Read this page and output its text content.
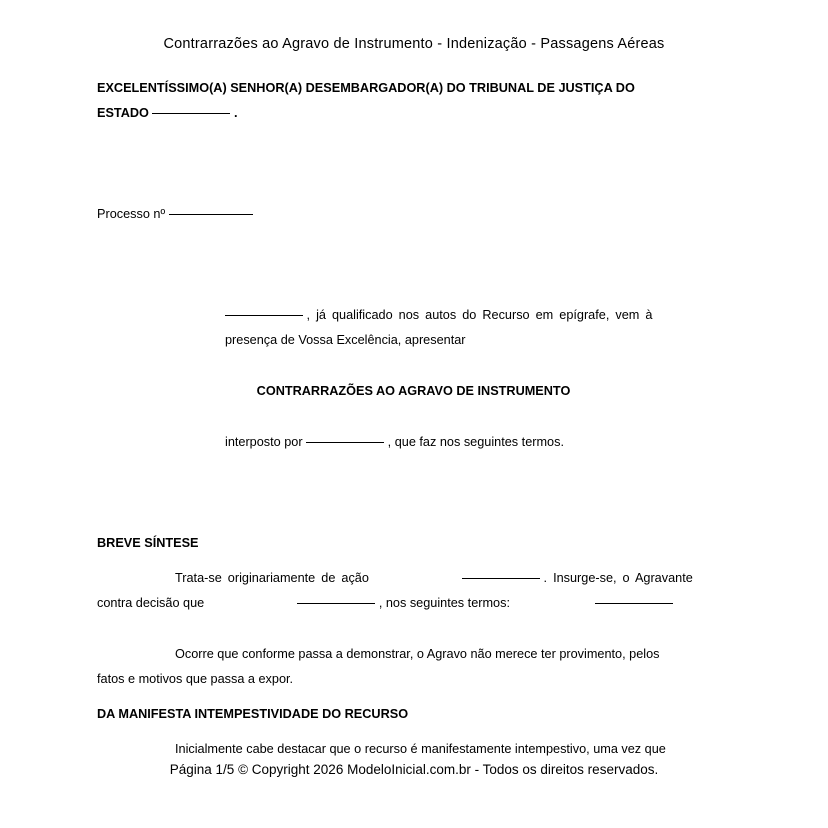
Contrarrazões ao Agravo de Instrumento - Indenização - Passagens Aéreas

EXCELENTÍSSIMO(A) SENHOR(A) DESEMBARGADOR(A) DO TRIBUNAL DE JUSTIÇA DO

ESTADO	.

Processo nº

, já qualificado nos autos do Recurso em epígrafe, vem à

presença de Vossa Excelência, apresentar

CONTRARRAZÕES AO AGRAVO DE INSTRUMENTO

interposto por	, que faz nos seguintes termos.

BREVE SÍNTESE

Trata-se originariamente de ação	. Insurge-se, o Agravante

contra decisão que	, nos seguintes termos:

Ocorre que conforme passa a demonstrar, o Agravo não merece ter provimento, pelos

fatos e motivos que passa a expor.

DA MANIFESTA INTEMPESTIVIDADE DO RECURSO

Inicialmente cabe destacar que o recurso é manifestamente intempestivo, uma vez que

Página 1/5 © Copyright 2026 ModeloInicial.com.br - Todos os direitos reservados.
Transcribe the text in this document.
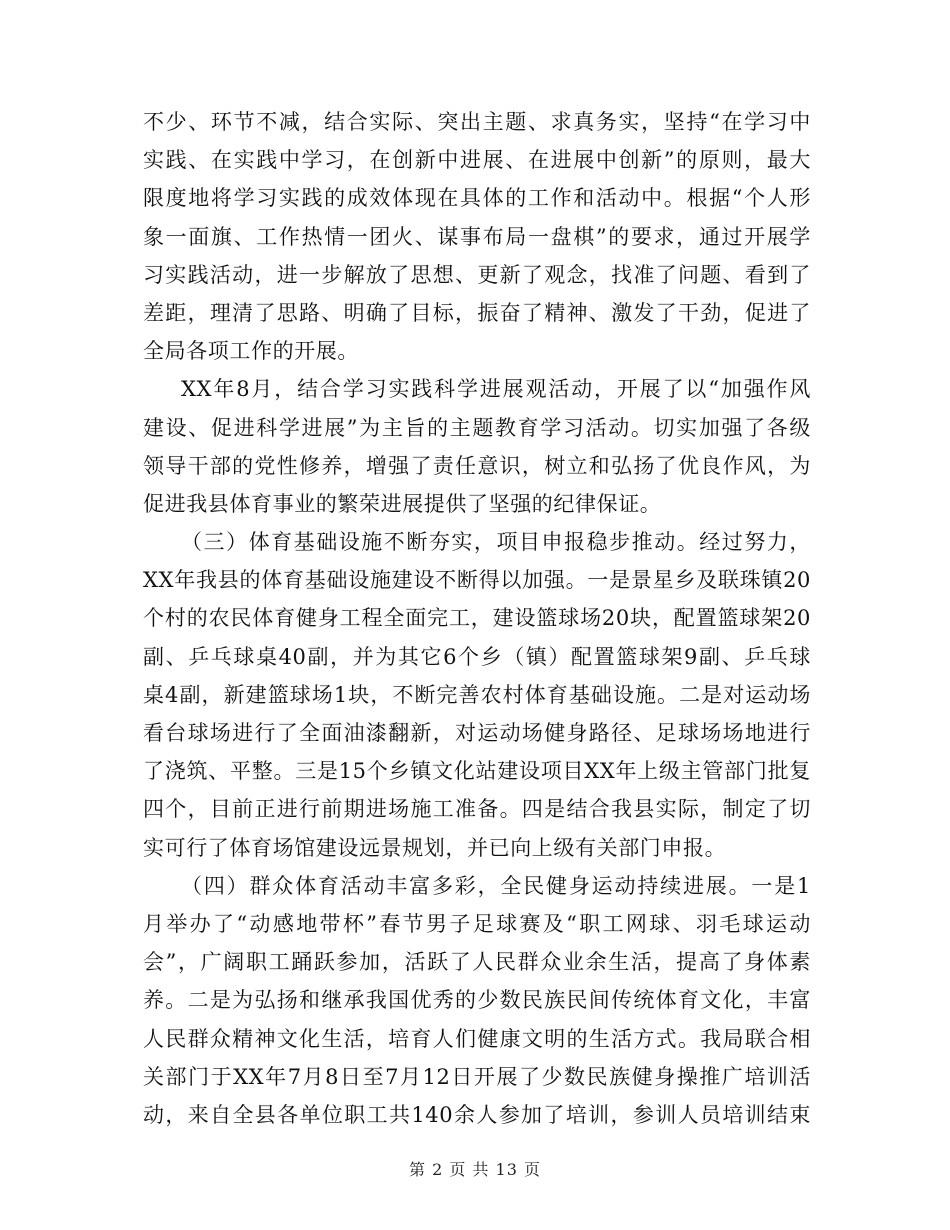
不少、环节不减，结合实际、突出主题、求真务实，坚持“在学习中
实践、在实践中学习，在创新中进展、在进展中创新”的原则，最大
限度地将学习实践的成效体现在具体的工作和活动中。根据“个人形
象一面旗、工作热情一团火、谋事布局一盘棋”的要求，通过开展学
习实践活动，进一步解放了思想、更新了观念，找准了问题、看到了
差距，理清了思路、明确了目标，振奋了精神、激发了干劲，促进了
全局各项工作的开展。
XX年8月，结合学习实践科学进展观活动，开展了以“加强作风
建设、促进科学进展”为主旨的主题教育学习活动。切实加强了各级
领导干部的党性修养，增强了责任意识，树立和弘扬了优良作风，为
促进我县体育事业的繁荣进展提供了坚强的纪律保证。
（三）体育基础设施不断夯实，项目申报稳步推动。经过努力，
XX年我县的体育基础设施建设不断得以加强。一是景星乡及联珠镇20
个村的农民体育健身工程全面完工，建设篮球场20块，配置篮球架20
副、乒乓球桌40副，并为其它6个乡（镇）配置篮球架9副、乒乓球
桌4副，新建篮球场1块，不断完善农村体育基础设施。二是对运动场
看台球场进行了全面油漆翻新，对运动场健身路径、足球场场地进行
了浇筑、平整。三是15个乡镇文化站建设项目XX年上级主管部门批复
四个，目前正进行前期进场施工准备。四是结合我县实际，制定了切
实可行了体育场馆建设远景规划，并已向上级有关部门申报。
（四）群众体育活动丰富多彩，全民健身运动持续进展。一是1
月举办了“动感地带杯”春节男子足球赛及“职工网球、羽毛球运动
会”，广阔职工踊跃参加，活跃了人民群众业余生活，提高了身体素
养。二是为弘扬和继承我国优秀的少数民族民间传统体育文化，丰富
人民群众精神文化生活，培育人们健康文明的生活方式。我局联合相
关部门于XX年7月8日至7月12日开展了少数民族健身操推广培训活
动，来自全县各单位职工共140余人参加了培训，参训人员培训结束
第 2 页 共 13 页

===

• **Set exercise**: From the listing, copy every line where the string "seguintes" appears.

• **Answer to this problem**:
interposto por	, que faz nos seguintes termos.
contra decisão que	, nos seguintes termos:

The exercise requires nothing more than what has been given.